--- Your objective ---
Output nothing but the lines from the line with "Extract the structured" through the end of the listing below, both ends included.
══════════
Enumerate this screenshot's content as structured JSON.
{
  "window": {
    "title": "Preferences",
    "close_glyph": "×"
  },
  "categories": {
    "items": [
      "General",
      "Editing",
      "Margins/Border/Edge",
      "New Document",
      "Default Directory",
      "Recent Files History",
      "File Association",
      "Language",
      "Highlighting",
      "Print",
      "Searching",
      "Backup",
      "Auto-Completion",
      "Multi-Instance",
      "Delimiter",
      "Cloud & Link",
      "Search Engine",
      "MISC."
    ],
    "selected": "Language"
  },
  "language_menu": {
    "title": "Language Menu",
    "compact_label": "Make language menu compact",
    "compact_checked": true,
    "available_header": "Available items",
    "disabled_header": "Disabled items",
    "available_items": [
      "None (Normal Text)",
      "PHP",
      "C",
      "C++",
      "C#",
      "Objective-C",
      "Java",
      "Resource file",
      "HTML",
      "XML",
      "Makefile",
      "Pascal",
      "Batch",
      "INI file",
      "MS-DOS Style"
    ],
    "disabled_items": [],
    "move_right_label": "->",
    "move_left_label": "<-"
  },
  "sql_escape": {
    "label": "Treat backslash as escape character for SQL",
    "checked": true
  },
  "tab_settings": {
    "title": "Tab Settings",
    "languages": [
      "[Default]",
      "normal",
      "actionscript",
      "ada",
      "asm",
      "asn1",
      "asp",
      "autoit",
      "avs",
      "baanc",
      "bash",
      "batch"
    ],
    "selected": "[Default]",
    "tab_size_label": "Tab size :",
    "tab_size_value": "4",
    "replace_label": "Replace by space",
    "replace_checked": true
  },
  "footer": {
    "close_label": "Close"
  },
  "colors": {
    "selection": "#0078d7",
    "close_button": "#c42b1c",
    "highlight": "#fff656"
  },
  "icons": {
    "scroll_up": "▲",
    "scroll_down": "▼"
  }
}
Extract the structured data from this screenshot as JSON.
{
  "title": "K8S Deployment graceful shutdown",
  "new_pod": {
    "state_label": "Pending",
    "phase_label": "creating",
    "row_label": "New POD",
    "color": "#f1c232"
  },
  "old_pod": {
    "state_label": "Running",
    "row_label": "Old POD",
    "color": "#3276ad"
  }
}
══════════
--- Result of the exercise ---
Extract the structured data from this screenshot as JSON.
{
  "title": "K8S Deployment graceful shutdown",
  "new_pod": {
    "state_label": "Pending",
    "phase_label": "creating",
    "row_label": "New POD",
    "color": "#f1c232"
  },
  "old_pod": {
    "state_label": "Running",
    "row_label": "Old POD",
    "color": "#3276ad"
  }
}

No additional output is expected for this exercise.